SET TASK:
Will you restate verbatim the lines running from the line with "Parse this screenshot: output" to the end of the data, leaving out everything else?

(Figure content listings)

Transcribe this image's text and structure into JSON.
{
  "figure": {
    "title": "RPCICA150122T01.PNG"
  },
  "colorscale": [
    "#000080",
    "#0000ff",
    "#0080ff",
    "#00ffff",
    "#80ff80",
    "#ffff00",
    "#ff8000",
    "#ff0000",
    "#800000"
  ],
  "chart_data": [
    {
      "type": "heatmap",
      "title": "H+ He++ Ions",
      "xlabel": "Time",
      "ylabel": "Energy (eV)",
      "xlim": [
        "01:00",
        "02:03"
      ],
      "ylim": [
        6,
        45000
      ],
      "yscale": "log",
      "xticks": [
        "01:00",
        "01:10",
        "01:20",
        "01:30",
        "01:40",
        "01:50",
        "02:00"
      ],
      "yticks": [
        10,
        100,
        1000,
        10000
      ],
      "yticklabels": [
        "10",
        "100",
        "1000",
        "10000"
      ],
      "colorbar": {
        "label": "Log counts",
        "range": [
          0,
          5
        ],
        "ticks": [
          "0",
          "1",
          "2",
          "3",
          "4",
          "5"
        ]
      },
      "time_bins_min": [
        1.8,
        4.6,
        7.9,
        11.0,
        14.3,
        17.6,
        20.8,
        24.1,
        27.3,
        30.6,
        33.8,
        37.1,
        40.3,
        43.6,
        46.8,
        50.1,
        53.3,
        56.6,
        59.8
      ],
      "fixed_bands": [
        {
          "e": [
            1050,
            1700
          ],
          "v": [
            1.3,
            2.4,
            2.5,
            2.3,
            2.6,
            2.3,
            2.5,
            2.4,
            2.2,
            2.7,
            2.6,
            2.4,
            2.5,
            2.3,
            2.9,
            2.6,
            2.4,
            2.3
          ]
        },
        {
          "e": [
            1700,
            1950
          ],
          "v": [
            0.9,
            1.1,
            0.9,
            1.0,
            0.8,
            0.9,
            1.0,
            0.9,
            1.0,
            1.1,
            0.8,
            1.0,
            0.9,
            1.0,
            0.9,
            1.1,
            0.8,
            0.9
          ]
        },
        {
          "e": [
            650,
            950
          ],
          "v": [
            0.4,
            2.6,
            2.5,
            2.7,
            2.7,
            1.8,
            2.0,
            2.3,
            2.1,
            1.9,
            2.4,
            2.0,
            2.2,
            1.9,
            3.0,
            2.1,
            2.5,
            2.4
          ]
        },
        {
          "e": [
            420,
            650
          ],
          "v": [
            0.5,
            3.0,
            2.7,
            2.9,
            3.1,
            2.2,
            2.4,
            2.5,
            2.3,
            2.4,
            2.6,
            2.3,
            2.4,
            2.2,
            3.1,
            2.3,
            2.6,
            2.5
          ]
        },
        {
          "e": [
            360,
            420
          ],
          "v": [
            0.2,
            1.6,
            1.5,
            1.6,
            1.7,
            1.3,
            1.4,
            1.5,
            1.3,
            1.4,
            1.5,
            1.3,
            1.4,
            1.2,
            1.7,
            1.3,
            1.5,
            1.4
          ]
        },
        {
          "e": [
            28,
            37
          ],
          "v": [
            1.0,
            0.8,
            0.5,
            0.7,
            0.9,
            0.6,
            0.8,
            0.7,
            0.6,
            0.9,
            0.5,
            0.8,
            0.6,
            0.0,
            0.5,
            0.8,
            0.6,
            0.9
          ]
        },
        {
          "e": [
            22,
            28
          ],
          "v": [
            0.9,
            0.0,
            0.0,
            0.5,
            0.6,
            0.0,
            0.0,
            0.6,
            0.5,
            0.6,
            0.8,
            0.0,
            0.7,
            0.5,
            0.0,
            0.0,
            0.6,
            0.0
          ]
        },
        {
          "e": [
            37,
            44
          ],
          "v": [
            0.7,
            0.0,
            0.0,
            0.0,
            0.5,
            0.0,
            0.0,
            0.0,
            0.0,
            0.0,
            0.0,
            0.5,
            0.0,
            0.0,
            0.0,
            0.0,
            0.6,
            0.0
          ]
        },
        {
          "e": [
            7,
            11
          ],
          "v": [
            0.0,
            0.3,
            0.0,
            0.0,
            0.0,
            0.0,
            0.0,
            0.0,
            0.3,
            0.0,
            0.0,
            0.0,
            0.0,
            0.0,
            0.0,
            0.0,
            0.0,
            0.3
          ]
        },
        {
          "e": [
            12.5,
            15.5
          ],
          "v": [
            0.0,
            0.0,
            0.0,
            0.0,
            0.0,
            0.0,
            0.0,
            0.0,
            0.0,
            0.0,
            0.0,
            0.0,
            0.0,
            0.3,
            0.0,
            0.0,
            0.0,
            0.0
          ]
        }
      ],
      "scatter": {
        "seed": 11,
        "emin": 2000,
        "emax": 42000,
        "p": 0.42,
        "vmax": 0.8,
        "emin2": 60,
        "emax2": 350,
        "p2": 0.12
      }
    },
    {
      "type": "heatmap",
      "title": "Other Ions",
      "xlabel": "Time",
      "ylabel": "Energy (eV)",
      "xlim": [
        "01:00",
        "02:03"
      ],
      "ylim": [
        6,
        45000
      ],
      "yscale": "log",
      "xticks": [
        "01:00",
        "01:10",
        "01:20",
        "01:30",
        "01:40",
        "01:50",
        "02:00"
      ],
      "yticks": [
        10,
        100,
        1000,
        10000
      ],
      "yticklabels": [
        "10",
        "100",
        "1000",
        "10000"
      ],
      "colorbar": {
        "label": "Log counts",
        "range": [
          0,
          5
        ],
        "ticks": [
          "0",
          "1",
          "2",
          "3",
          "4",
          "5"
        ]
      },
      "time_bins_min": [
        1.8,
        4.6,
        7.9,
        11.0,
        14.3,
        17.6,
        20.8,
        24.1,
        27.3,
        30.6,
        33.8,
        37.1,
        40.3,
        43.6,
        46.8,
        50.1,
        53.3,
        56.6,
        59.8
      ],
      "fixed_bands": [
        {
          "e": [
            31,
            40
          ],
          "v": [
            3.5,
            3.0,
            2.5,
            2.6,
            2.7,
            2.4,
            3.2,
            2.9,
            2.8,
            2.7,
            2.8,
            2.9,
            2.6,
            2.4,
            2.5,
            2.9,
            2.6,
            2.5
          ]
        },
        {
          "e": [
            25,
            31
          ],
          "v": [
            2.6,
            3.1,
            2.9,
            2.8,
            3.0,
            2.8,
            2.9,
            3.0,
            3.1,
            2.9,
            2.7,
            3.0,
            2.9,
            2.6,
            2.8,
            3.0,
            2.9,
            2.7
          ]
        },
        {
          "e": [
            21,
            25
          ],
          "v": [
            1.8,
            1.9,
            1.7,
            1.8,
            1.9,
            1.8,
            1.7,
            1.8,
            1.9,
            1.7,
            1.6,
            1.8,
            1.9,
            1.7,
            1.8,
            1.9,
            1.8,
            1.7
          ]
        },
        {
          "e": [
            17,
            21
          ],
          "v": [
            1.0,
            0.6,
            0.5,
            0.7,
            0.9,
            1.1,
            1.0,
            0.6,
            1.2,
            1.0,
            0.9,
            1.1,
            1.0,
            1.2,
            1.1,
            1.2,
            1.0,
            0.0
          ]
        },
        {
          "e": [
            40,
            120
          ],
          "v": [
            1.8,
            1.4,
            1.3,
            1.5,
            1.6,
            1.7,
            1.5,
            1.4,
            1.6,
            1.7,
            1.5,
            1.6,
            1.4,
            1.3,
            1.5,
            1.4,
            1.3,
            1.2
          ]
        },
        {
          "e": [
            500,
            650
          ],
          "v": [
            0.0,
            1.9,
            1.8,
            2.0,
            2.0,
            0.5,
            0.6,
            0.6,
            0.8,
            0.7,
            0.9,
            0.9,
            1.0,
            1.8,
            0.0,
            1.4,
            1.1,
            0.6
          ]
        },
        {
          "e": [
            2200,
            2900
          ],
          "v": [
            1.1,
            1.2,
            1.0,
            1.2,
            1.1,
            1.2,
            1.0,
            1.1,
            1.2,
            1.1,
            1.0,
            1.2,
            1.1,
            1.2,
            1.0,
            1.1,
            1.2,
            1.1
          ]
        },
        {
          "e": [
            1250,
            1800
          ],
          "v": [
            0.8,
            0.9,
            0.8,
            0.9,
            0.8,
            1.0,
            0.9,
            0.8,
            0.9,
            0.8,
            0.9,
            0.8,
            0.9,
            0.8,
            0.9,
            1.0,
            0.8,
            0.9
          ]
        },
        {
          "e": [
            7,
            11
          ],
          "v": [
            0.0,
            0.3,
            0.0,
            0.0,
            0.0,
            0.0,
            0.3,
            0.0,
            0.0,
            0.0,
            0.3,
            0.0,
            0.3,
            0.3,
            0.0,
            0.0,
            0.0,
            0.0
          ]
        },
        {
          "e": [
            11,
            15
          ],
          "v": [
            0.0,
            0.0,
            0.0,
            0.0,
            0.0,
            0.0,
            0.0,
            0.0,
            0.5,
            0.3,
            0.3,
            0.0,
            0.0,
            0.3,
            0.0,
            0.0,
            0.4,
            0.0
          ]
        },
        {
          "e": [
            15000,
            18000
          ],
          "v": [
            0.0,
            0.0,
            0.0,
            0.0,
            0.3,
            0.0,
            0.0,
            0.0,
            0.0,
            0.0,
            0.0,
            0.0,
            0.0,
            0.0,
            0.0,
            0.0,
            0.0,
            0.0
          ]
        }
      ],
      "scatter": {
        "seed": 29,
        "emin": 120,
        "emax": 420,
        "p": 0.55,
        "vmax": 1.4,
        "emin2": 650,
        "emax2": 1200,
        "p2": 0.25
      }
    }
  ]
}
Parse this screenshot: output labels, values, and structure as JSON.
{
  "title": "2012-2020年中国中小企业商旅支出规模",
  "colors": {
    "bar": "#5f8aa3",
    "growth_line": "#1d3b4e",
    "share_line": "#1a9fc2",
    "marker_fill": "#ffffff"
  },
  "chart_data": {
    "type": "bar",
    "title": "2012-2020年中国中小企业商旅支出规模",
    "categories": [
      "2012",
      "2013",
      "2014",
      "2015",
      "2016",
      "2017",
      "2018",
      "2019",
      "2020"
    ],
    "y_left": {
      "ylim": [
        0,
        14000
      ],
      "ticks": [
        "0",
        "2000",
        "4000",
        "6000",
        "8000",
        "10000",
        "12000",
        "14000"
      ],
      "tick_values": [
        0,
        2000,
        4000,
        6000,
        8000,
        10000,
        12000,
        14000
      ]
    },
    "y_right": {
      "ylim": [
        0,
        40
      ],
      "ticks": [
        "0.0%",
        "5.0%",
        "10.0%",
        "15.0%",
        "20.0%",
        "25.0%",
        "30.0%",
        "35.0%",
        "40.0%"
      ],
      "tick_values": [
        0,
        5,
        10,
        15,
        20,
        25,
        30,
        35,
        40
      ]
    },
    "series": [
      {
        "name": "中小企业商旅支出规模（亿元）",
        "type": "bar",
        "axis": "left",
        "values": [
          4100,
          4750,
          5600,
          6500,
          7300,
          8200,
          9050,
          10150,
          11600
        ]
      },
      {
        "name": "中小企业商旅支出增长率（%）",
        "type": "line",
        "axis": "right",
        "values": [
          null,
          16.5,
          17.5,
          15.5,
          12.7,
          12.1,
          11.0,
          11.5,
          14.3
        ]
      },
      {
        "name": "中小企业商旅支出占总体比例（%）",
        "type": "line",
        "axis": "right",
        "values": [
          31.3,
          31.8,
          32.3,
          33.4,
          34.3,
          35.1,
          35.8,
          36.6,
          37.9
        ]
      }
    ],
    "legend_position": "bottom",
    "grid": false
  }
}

PROBLEM SOLUTION:
Parse this screenshot: output labels, values, and structure as JSON.
{
  "title": "2012-2020年中国中小企业商旅支出规模",
  "colors": {
    "bar": "#5f8aa3",
    "growth_line": "#1d3b4e",
    "share_line": "#1a9fc2",
    "marker_fill": "#ffffff"
  },
  "chart_data": {
    "type": "bar",
    "title": "2012-2020年中国中小企业商旅支出规模",
    "categories": [
      "2012",
      "2013",
      "2014",
      "2015",
      "2016",
      "2017",
      "2018",
      "2019",
      "2020"
    ],
    "y_left": {
      "ylim": [
        0,
        14000
      ],
      "ticks": [
        "0",
        "2000",
        "4000",
        "6000",
        "8000",
        "10000",
        "12000",
        "14000"
      ],
      "tick_values": [
        0,
        2000,
        4000,
        6000,
        8000,
        10000,
        12000,
        14000
      ]
    },
    "y_right": {
      "ylim": [
        0,
        40
      ],
      "ticks": [
        "0.0%",
        "5.0%",
        "10.0%",
        "15.0%",
        "20.0%",
        "25.0%",
        "30.0%",
        "35.0%",
        "40.0%"
      ],
      "tick_values": [
        0,
        5,
        10,
        15,
        20,
        25,
        30,
        35,
        40
      ]
    },
    "series": [
      {
        "name": "中小企业商旅支出规模（亿元）",
        "type": "bar",
        "axis": "left",
        "values": [
          4100,
          4750,
          5600,
          6500,
          7300,
          8200,
          9050,
          10150,
          11600
        ]
      },
      {
        "name": "中小企业商旅支出增长率（%）",
        "type": "line",
        "axis": "right",
        "values": [
          null,
          16.5,
          17.5,
          15.5,
          12.7,
          12.1,
          11.0,
          11.5,
          14.3
        ]
      },
      {
        "name": "中小企业商旅支出占总体比例（%）",
        "type": "line",
        "axis": "right",
        "values": [
          31.3,
          31.8,
          32.3,
          33.4,
          34.3,
          35.1,
          35.8,
          36.6,
          37.9
        ]
      }
    ],
    "legend_position": "bottom",
    "grid": false
  }
}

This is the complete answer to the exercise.